Every line below that mentions the word "this" should be copied out.

[Listing]
— BEGIN —

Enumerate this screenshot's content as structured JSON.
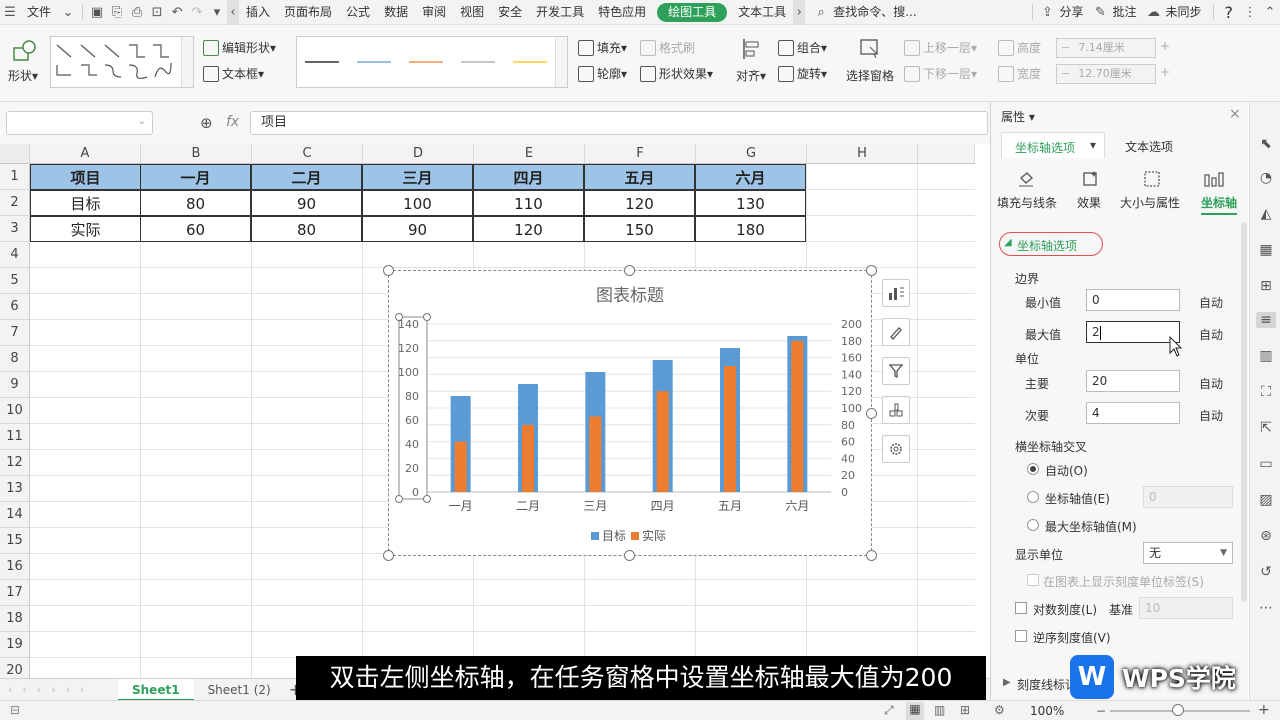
{
  "menubar": {
    "file_label": "文件",
    "tabs": [
      "插入",
      "页面布局",
      "公式",
      "数据",
      "审阅",
      "视图",
      "安全",
      "开发工具",
      "特色应用",
      "绘图工具",
      "文本工具"
    ],
    "active_tab": "绘图工具",
    "search_label": "查找命令、搜...",
    "share_label": "分享",
    "comment_label": "批注",
    "sync_label": "未同步",
    "help_icon": "?"
  },
  "ribbon": {
    "shape_label": "形状",
    "edit_shape_label": "编辑形状",
    "textbox_label": "文本框",
    "fill_label": "填充",
    "format_painter_label": "格式刷",
    "outline_label": "轮廓",
    "shape_effect_label": "形状效果",
    "align_label": "对齐",
    "group_label": "组合",
    "rotate_label": "旋转",
    "select_pane_label": "选择窗格",
    "bring_forward_label": "上移一层",
    "send_backward_label": "下移一层",
    "height_label": "高度",
    "width_label": "宽度",
    "height_value": "7.14厘米",
    "width_value": "12.70厘米",
    "line_colors": [
      "#333333",
      "#5b9bd5",
      "#ed7d31",
      "#a5a5a5",
      "#ffc000"
    ]
  },
  "formula": {
    "fx_label": "fx",
    "content": "项目"
  },
  "sheet": {
    "columns": [
      "A",
      "B",
      "C",
      "D",
      "E",
      "F",
      "G",
      "H"
    ],
    "rows": [
      "1",
      "2",
      "3",
      "4",
      "5",
      "6",
      "7",
      "8",
      "9",
      "10",
      "11",
      "12",
      "13",
      "14",
      "15",
      "16",
      "17",
      "18",
      "19",
      "20"
    ],
    "table": [
      [
        "项目",
        "一月",
        "二月",
        "三月",
        "四月",
        "五月",
        "六月"
      ],
      [
        "目标",
        "80",
        "90",
        "100",
        "110",
        "120",
        "130"
      ],
      [
        "实际",
        "60",
        "80",
        "90",
        "120",
        "150",
        "180"
      ]
    ],
    "header_color": "#9dc3e6"
  },
  "chart_data": {
    "type": "bar",
    "title": "图表标题",
    "categories": [
      "一月",
      "二月",
      "三月",
      "四月",
      "五月",
      "六月"
    ],
    "series": [
      {
        "name": "目标",
        "values": [
          80,
          90,
          100,
          110,
          120,
          130
        ],
        "color": "#5b9bd5",
        "axis": "primary"
      },
      {
        "name": "实际",
        "values": [
          60,
          80,
          90,
          120,
          150,
          180
        ],
        "color": "#ed7d31",
        "axis": "secondary"
      }
    ],
    "y_left_ticks": [
      "0",
      "20",
      "40",
      "60",
      "80",
      "100",
      "120",
      "140"
    ],
    "y_right_ticks": [
      "0",
      "20",
      "40",
      "60",
      "80",
      "100",
      "120",
      "140",
      "160",
      "180",
      "200"
    ],
    "ylim_left": [
      0,
      140
    ],
    "ylim_right": [
      0,
      200
    ],
    "legend_position": "bottom",
    "grid": true
  },
  "chart_tools": [
    "chart-elements-icon",
    "chart-style-icon",
    "chart-filter-icon",
    "chart-layout-icon",
    "chart-settings-icon"
  ],
  "tabs": {
    "sheets": [
      "Sheet1",
      "Sheet1 (2)"
    ],
    "active": "Sheet1",
    "add_label": "+"
  },
  "status": {
    "zoom": "100%"
  },
  "subtitle": "双击左侧坐标轴，在任务窗格中设置坐标轴最大值为200",
  "logo_text": "WPS学院",
  "logo_letter": "W",
  "taskpane": {
    "title": "属性",
    "tab_axis": "坐标轴选项",
    "tab_text": "文本选项",
    "subtabs": [
      "填充与线条",
      "效果",
      "大小与属性",
      "坐标轴"
    ],
    "section_axis": "坐标轴选项",
    "bounds_label": "边界",
    "min_label": "最小值",
    "min_value": "0",
    "max_label": "最大值",
    "max_value": "2",
    "auto_label": "自动",
    "units_label": "单位",
    "major_label": "主要",
    "major_value": "20",
    "minor_label": "次要",
    "minor_value": "4",
    "cross_label": "横坐标轴交叉",
    "cross_auto": "自动(O)",
    "cross_value": "坐标轴值(E)",
    "cross_value_input": "0",
    "cross_max": "最大坐标轴值(M)",
    "display_units_label": "显示单位",
    "display_units_value": "无",
    "show_units_label": "在图表上显示刻度单位标签(S)",
    "log_label": "对数刻度(L)",
    "base_label": "基准",
    "base_value": "10",
    "reverse_label": "逆序刻度值(V)",
    "tick_label": "刻度线标记"
  }
}
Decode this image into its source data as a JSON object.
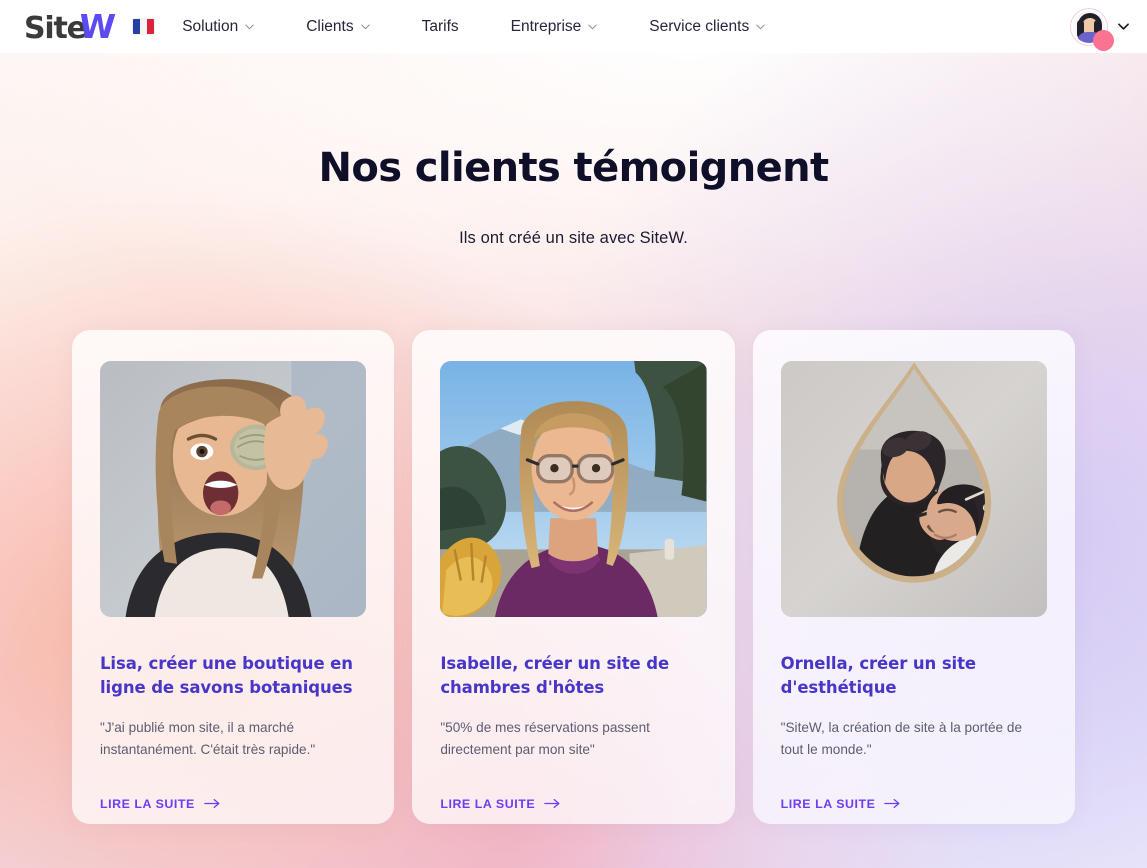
{
  "header": {
    "logo": {
      "part1": "Site",
      "part2": "W",
      "name": "SiteW"
    },
    "language_flag": "france-flag-icon",
    "nav": [
      {
        "label": "Solution",
        "has_dropdown": true
      },
      {
        "label": "Clients",
        "has_dropdown": true
      },
      {
        "label": "Tarifs",
        "has_dropdown": false
      },
      {
        "label": "Entreprise",
        "has_dropdown": true
      },
      {
        "label": "Service clients",
        "has_dropdown": true
      }
    ],
    "account": {
      "avatar_icon": "user-avatar-icon",
      "caret_icon": "chevron-down-icon"
    }
  },
  "hero": {
    "title": "Nos clients témoignent",
    "subtitle": "Ils ont créé un site avec SiteW."
  },
  "cards": [
    {
      "image_alt": "Femme tenant un savon devant son oeil",
      "title": "Lisa, créer une boutique en ligne de savons botaniques",
      "quote": "\"J'ai publié mon site, il a marché instantanément. C'était très rapide.\"",
      "link_label": "LIRE LA SUITE",
      "link_icon": "arrow-right-icon"
    },
    {
      "image_alt": "Portrait d'une femme en extérieur avec montagne",
      "title": "Isabelle, créer un site de chambres d'hôtes",
      "quote": "\"50% de mes réservations passent directement par mon site\"",
      "link_label": "LIRE LA SUITE",
      "link_icon": "arrow-right-icon"
    },
    {
      "image_alt": "Esthéticienne au travail vue dans un miroir",
      "title": "Ornella, créer un site d'esthétique",
      "quote": "\"SiteW, la création de site à la portée de tout le monde.\"",
      "link_label": "LIRE LA SUITE",
      "link_icon": "arrow-right-icon"
    }
  ],
  "colors": {
    "brand_purple": "#5b4bf0",
    "link_purple": "#6d3df5",
    "title_purple": "#4836c9",
    "heading_dark": "#100f2a",
    "quote_gray": "#5d5d70",
    "badge_pink": "#fb7390"
  }
}
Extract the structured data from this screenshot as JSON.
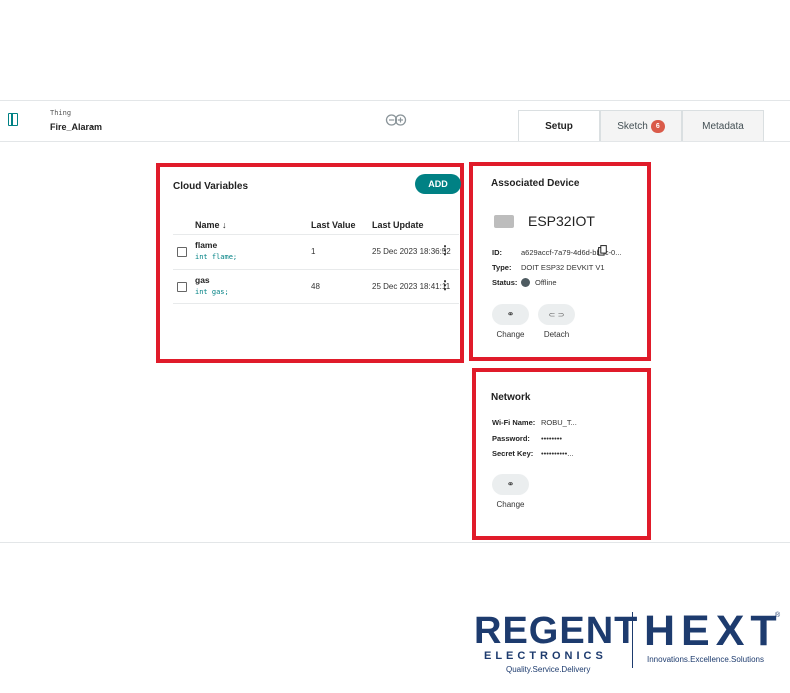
{
  "header": {
    "thing_label": "Thing",
    "thing_name": "Fire_Alaram",
    "tabs": [
      {
        "label": "Setup",
        "active": true
      },
      {
        "label": "Sketch",
        "badge": "6"
      },
      {
        "label": "Metadata"
      }
    ]
  },
  "cloud_variables": {
    "title": "Cloud Variables",
    "add_label": "ADD",
    "columns": {
      "name": "Name",
      "name_sort_icon": "↓",
      "last_value": "Last Value",
      "last_update": "Last Update"
    },
    "rows": [
      {
        "name": "flame",
        "declaration": "int flame;",
        "value": "1",
        "updated": "25 Dec 2023 18:36:52"
      },
      {
        "name": "gas",
        "declaration": "int gas;",
        "value": "48",
        "updated": "25 Dec 2023 18:41:11"
      }
    ]
  },
  "associated_device": {
    "title": "Associated Device",
    "device_name": "ESP32IOT",
    "id_key": "ID:",
    "id_value": "a629accf-7a79-4d6d-bb8c-0...",
    "type_key": "Type:",
    "type_value": "DOIT ESP32 DEVKIT V1",
    "status_key": "Status:",
    "status_value": "Offline",
    "change_label": "Change",
    "detach_label": "Detach",
    "change_glyph": "⚭",
    "detach_glyph": "⸦⸧"
  },
  "network": {
    "title": "Network",
    "wifi_key": "Wi-Fi Name:",
    "wifi_value": "ROBU_T...",
    "password_key": "Password:",
    "password_value": "••••••••",
    "secret_key": "Secret Key:",
    "secret_value": "••••••••••...",
    "change_label": "Change",
    "change_glyph": "⚭"
  },
  "watermark": {
    "regent": "REGENT",
    "electronics": "ELECTRONICS",
    "tagline_left": "Quality.Service.Delivery",
    "hext": "HEXT",
    "registered": "®",
    "tagline_right": "Innovations.Excellence.Solutions"
  },
  "colors": {
    "accent": "#008184",
    "highlight_border": "#e01b2a",
    "badge": "#da5b4a",
    "logo": "#1d3b6e"
  }
}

— END —

[Task result]
Enumerate this screenshot's content as structured JSON.
Decode this image into its source data as a JSON object.
Extract the structured data from this screenshot as JSON.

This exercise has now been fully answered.